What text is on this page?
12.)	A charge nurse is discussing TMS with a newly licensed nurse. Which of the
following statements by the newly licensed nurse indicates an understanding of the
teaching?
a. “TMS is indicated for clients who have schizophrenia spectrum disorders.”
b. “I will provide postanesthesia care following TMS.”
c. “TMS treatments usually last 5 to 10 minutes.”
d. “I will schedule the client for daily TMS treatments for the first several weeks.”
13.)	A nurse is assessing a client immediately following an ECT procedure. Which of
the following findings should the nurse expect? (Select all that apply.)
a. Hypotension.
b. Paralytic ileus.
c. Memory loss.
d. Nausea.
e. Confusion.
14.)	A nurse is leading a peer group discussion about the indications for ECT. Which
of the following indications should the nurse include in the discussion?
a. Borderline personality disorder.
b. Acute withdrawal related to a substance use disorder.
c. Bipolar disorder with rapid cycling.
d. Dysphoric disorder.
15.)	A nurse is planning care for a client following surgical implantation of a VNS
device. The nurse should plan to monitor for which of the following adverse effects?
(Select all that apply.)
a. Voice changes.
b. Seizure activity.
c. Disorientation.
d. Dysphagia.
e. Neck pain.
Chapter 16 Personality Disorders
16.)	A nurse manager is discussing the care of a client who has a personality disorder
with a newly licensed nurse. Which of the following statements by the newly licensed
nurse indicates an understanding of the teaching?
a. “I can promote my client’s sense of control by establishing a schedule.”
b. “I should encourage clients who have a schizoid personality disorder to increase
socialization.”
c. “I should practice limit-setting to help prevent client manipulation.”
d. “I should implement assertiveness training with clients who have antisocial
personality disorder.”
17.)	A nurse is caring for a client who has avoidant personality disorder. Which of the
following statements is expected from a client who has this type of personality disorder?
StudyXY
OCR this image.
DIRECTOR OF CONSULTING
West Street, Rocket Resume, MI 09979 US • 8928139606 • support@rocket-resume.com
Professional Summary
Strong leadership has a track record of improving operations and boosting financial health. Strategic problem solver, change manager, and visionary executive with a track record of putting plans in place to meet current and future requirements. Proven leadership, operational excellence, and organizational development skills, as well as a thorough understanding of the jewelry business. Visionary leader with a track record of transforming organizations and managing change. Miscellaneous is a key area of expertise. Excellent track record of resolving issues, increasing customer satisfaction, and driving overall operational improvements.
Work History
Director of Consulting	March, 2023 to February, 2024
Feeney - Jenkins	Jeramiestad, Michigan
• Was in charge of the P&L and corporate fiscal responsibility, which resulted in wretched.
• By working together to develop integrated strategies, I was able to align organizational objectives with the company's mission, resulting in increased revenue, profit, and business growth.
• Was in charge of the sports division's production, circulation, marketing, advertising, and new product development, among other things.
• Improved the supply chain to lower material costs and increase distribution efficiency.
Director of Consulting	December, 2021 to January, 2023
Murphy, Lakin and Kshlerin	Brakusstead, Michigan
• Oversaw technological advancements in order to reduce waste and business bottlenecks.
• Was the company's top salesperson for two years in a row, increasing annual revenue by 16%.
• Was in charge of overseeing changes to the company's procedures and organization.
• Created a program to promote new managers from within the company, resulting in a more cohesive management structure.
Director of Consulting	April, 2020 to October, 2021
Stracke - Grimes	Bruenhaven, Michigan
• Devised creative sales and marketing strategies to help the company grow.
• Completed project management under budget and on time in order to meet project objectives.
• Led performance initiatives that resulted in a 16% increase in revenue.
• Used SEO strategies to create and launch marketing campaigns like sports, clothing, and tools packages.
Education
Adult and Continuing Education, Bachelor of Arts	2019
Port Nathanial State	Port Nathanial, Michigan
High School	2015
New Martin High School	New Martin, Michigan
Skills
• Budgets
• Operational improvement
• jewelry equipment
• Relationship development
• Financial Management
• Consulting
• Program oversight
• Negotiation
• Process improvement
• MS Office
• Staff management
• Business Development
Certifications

# # # # # # #

## Task statement
Every line of the records that includes the word "High" should be gathered.

## Task result
High School	2015
New Martin High School	New Martin, Michigan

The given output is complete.